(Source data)
** BEGIN **

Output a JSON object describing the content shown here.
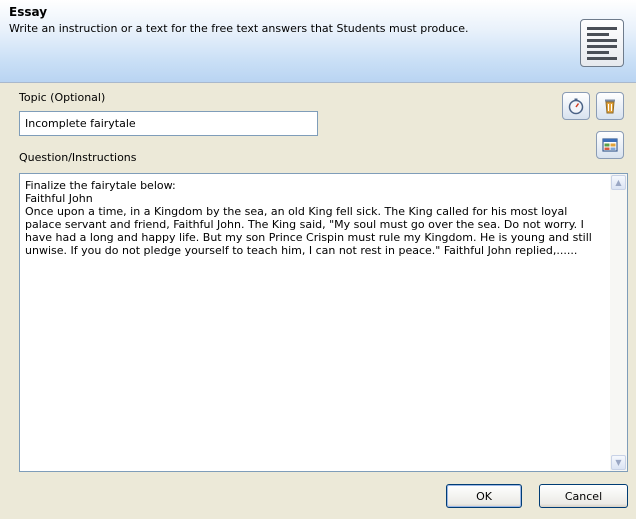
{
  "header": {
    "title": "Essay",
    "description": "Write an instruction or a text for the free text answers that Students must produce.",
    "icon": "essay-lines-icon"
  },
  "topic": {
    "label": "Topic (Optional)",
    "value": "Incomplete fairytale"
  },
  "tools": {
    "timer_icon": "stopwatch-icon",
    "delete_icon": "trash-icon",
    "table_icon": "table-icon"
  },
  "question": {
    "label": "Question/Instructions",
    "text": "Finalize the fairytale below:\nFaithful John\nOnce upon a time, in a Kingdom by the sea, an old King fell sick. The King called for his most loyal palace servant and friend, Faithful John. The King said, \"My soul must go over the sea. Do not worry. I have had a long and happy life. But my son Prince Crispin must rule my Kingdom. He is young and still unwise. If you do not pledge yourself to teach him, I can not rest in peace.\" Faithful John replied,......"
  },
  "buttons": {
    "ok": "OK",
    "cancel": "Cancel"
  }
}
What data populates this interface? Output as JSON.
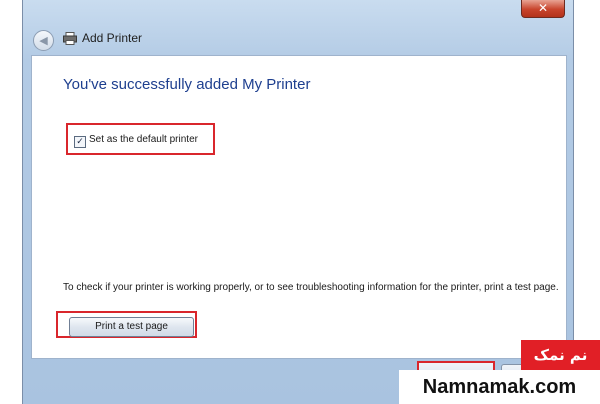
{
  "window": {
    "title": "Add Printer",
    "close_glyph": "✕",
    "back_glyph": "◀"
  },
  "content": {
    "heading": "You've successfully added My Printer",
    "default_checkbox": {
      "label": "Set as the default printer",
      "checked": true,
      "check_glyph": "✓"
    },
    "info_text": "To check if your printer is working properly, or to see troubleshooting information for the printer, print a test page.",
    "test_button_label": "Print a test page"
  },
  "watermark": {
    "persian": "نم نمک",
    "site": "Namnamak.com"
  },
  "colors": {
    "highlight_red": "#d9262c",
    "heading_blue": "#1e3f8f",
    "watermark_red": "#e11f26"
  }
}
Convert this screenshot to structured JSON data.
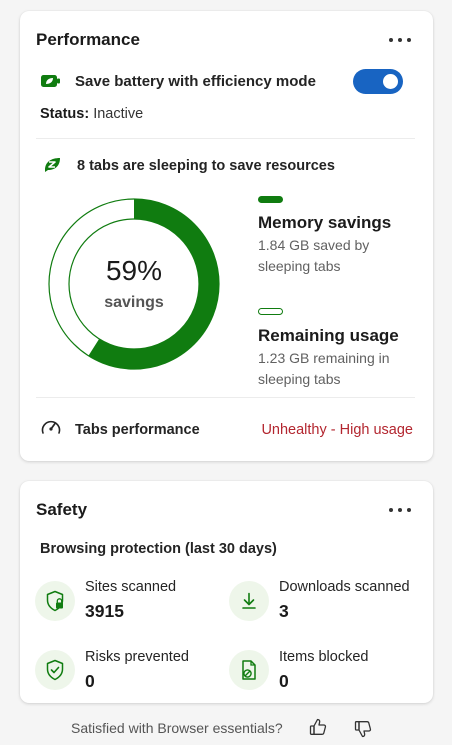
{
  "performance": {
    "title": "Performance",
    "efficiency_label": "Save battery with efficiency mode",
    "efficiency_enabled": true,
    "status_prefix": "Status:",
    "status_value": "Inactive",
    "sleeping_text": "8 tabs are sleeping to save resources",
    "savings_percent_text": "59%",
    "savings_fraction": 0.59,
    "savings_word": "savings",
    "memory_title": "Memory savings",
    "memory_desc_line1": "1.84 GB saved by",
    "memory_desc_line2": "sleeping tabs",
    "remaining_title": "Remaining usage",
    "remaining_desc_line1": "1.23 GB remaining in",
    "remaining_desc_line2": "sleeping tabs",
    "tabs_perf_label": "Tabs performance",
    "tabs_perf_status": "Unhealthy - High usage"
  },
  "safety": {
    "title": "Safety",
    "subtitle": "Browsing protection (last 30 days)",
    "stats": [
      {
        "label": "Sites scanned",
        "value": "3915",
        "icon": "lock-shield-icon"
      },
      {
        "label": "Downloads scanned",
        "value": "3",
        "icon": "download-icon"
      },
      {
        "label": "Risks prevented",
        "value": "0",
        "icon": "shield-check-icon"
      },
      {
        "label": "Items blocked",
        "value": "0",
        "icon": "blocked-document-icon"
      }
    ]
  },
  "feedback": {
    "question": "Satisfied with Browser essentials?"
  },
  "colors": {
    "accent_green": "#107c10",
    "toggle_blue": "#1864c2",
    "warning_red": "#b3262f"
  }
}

** END **

**Do this:** Pictures are not part of the copy; reproduce everything else in the records exactly.

**Answer for this exercise:**
Output a JSON object describing the content shown here.
{
  "header": {
    "title": "Essay",
    "description": "Write an instruction or a text for the free text answers that Students must produce.",
    "icon": "essay-lines-icon"
  },
  "topic": {
    "label": "Topic (Optional)",
    "value": "Incomplete fairytale"
  },
  "tools": {
    "timer_icon": "stopwatch-icon",
    "delete_icon": "trash-icon",
    "table_icon": "table-icon"
  },
  "question": {
    "label": "Question/Instructions",
    "text": "Finalize the fairytale below:\nFaithful John\nOnce upon a time, in a Kingdom by the sea, an old King fell sick. The King called for his most loyal palace servant and friend, Faithful John. The King said, \"My soul must go over the sea. Do not worry. I have had a long and happy life. But my son Prince Crispin must rule my Kingdom. He is young and still unwise. If you do not pledge yourself to teach him, I can not rest in peace.\" Faithful John replied,......"
  },
  "buttons": {
    "ok": "OK",
    "cancel": "Cancel"
  }
}
What data populates this interface? Output as JSON.
{
  "window": {
    "title": "Add Printer",
    "close_glyph": "✕",
    "back_glyph": "◀"
  },
  "content": {
    "heading": "You've successfully added My Printer",
    "default_checkbox": {
      "label": "Set as the default printer",
      "checked": true,
      "check_glyph": "✓"
    },
    "info_text": "To check if your printer is working properly, or to see troubleshooting information for the printer, print a test page.",
    "test_button_label": "Print a test page"
  },
  "watermark": {
    "persian": "نم نمک",
    "site": "Namnamak.com"
  },
  "colors": {
    "highlight_red": "#d9262c",
    "heading_blue": "#1e3f8f",
    "watermark_red": "#e11f26"
  }
}
Convert this screenshot to structured JSON data.
{
  "performance": {
    "title": "Performance",
    "efficiency_label": "Save battery with efficiency mode",
    "efficiency_enabled": true,
    "status_prefix": "Status:",
    "status_value": "Inactive",
    "sleeping_text": "8 tabs are sleeping to save resources",
    "savings_percent_text": "59%",
    "savings_fraction": 0.59,
    "savings_word": "savings",
    "memory_title": "Memory savings",
    "memory_desc_line1": "1.84 GB saved by",
    "memory_desc_line2": "sleeping tabs",
    "remaining_title": "Remaining usage",
    "remaining_desc_line1": "1.23 GB remaining in",
    "remaining_desc_line2": "sleeping tabs",
    "tabs_perf_label": "Tabs performance",
    "tabs_perf_status": "Unhealthy - High usage"
  },
  "safety": {
    "title": "Safety",
    "subtitle": "Browsing protection (last 30 days)",
    "stats": [
      {
        "label": "Sites scanned",
        "value": "3915",
        "icon": "lock-shield-icon"
      },
      {
        "label": "Downloads scanned",
        "value": "3",
        "icon": "download-icon"
      },
      {
        "label": "Risks prevented",
        "value": "0",
        "icon": "shield-check-icon"
      },
      {
        "label": "Items blocked",
        "value": "0",
        "icon": "blocked-document-icon"
      }
    ]
  },
  "feedback": {
    "question": "Satisfied with Browser essentials?"
  },
  "colors": {
    "accent_green": "#107c10",
    "toggle_blue": "#1864c2",
    "warning_red": "#b3262f"
  }
}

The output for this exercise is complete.